Written request: Examine each line of the data. Copy those that contain the string "nynorskandel".
#### Entries ####
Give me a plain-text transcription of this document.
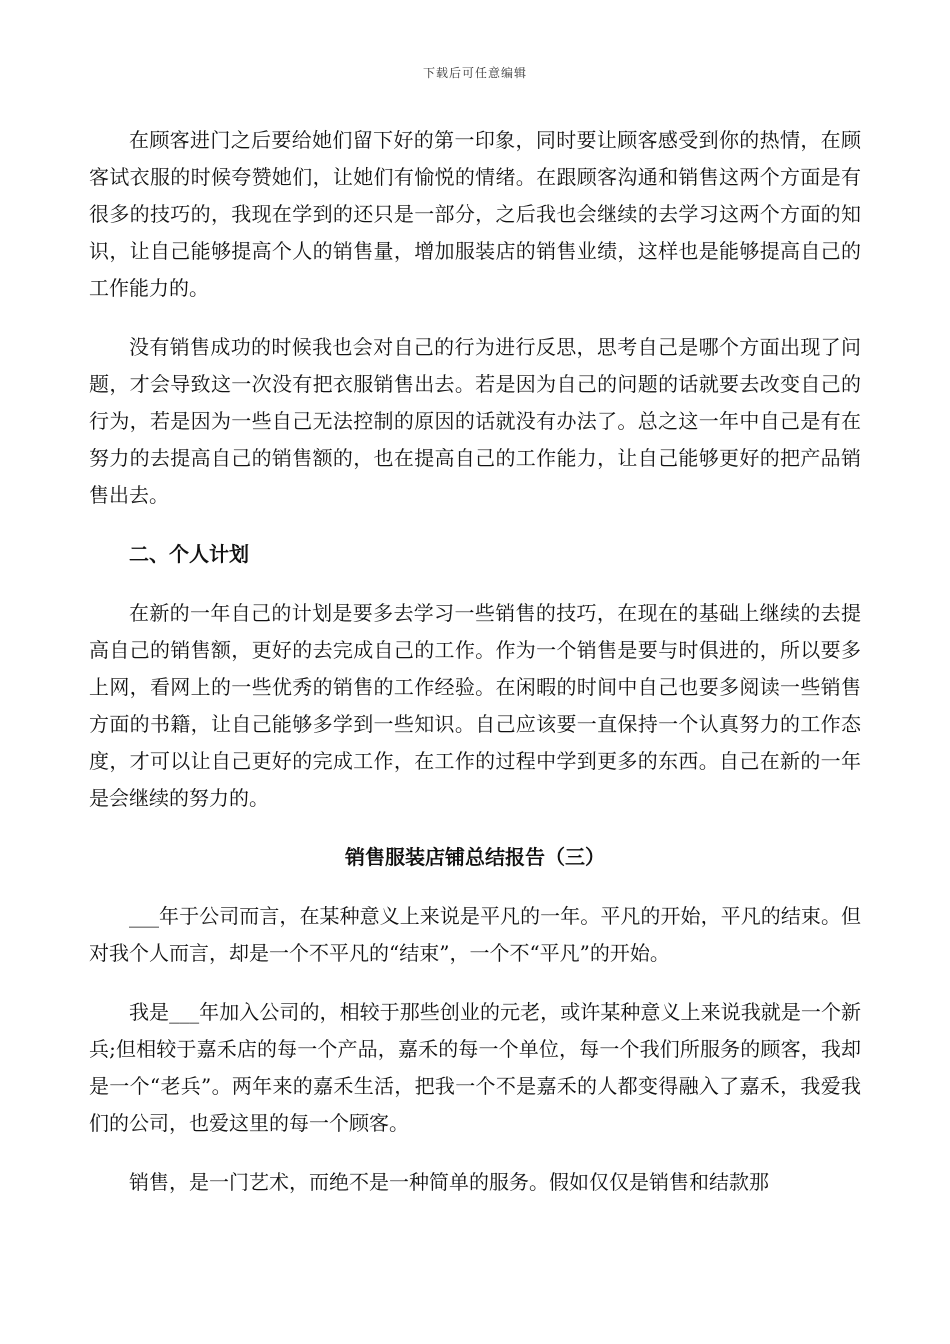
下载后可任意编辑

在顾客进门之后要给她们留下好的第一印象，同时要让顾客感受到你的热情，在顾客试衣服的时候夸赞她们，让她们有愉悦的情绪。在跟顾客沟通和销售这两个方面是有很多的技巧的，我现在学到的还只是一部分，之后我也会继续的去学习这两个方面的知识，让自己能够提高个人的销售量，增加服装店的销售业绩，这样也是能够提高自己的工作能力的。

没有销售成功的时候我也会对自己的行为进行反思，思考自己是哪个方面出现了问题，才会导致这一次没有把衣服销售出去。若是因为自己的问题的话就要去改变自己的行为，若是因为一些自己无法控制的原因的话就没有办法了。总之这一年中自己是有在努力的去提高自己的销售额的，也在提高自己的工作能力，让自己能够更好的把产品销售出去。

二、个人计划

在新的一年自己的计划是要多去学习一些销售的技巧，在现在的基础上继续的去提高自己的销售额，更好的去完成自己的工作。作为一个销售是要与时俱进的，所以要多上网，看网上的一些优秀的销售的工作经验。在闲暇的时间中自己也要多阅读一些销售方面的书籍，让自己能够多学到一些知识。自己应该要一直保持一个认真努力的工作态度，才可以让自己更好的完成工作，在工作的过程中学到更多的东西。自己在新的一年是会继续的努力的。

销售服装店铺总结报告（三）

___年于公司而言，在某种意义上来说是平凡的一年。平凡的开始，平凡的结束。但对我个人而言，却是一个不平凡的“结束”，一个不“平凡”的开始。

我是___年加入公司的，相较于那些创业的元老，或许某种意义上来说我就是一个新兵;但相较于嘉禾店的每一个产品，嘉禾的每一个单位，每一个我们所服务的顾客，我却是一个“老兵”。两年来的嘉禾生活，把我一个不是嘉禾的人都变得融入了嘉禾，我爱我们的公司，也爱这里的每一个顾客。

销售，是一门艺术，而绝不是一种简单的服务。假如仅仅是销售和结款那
####
#### Entries ####
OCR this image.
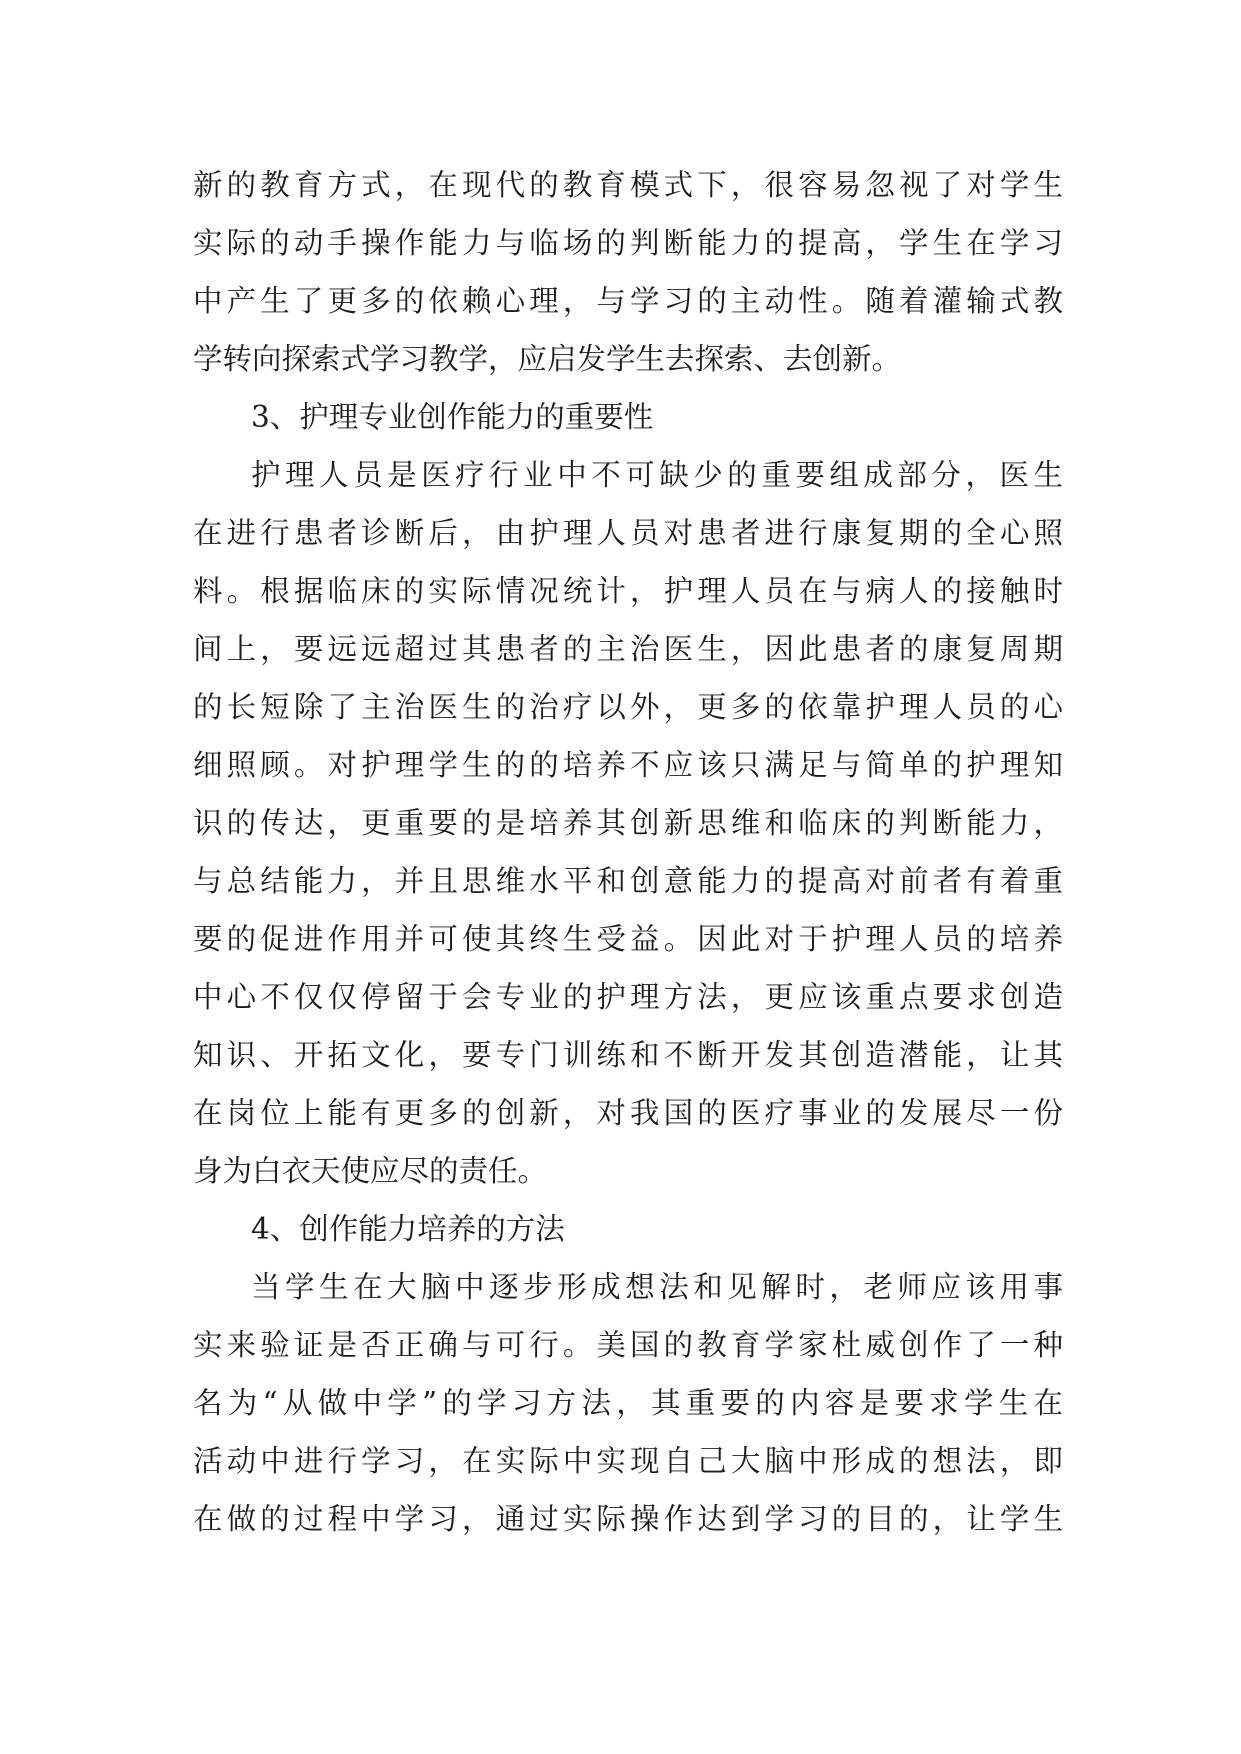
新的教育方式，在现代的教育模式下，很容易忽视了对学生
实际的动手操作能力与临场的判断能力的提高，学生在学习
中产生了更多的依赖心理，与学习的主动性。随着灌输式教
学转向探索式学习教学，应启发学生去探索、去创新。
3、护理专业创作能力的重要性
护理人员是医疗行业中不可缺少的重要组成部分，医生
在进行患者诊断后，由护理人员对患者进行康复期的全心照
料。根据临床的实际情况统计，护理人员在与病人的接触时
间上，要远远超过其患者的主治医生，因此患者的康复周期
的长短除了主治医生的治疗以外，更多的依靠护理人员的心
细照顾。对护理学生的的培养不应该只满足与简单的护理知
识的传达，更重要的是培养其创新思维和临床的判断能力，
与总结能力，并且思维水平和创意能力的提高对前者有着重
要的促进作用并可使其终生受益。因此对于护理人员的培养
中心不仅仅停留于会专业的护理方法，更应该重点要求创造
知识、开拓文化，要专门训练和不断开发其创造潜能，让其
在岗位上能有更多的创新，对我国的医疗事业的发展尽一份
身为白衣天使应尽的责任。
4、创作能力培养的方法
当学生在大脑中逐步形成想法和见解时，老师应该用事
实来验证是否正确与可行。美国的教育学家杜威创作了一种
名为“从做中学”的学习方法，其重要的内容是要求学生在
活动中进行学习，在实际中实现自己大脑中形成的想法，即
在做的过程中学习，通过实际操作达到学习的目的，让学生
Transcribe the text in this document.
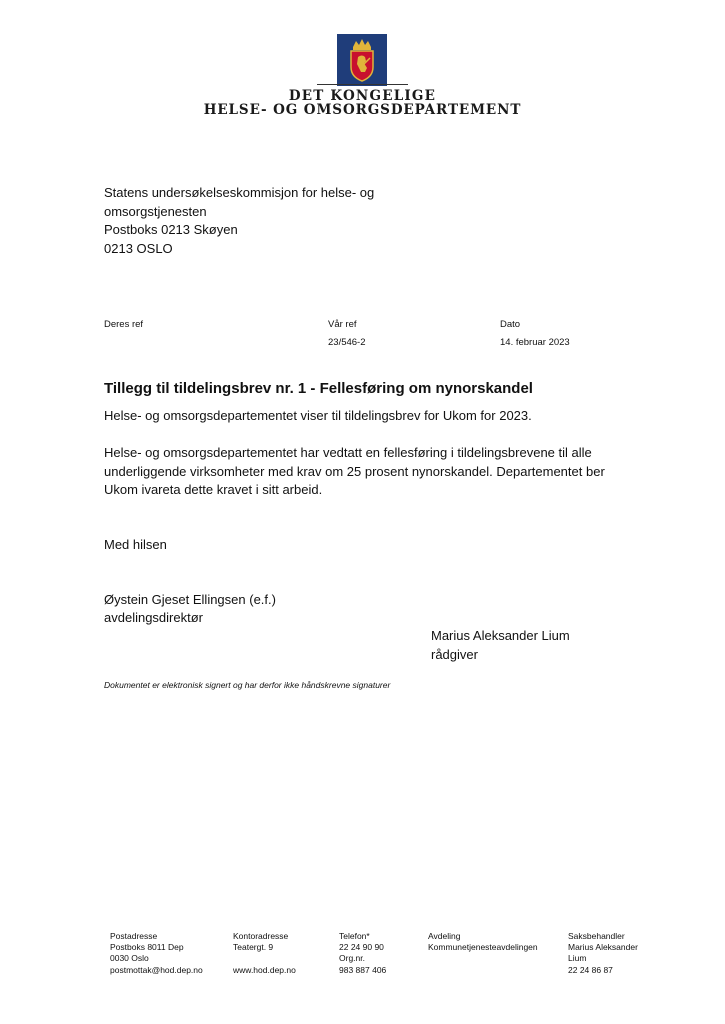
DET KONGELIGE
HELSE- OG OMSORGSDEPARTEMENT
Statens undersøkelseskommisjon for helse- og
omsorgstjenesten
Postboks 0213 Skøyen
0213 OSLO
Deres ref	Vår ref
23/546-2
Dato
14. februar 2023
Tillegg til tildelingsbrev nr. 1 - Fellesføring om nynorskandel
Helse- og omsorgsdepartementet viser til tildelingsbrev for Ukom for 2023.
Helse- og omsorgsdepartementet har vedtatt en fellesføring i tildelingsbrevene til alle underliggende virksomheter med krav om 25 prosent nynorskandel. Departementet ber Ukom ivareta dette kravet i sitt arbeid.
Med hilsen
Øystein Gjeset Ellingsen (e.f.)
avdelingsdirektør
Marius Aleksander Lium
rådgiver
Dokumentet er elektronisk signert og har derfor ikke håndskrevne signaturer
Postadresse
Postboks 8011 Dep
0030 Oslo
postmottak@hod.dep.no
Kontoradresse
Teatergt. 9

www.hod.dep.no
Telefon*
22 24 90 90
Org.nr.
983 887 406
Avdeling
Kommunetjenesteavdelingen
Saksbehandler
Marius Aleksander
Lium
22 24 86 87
####
Written answer:
Tillegg til tildelingsbrev nr. 1 - Fellesføring om nynorskandel
Helse- og omsorgsdepartementet har vedtatt en fellesføring i tildelingsbrevene til alle underliggende virksomheter med krav om 25 prosent nynorskandel. Departementet ber Ukom ivareta dette kravet i sitt arbeid.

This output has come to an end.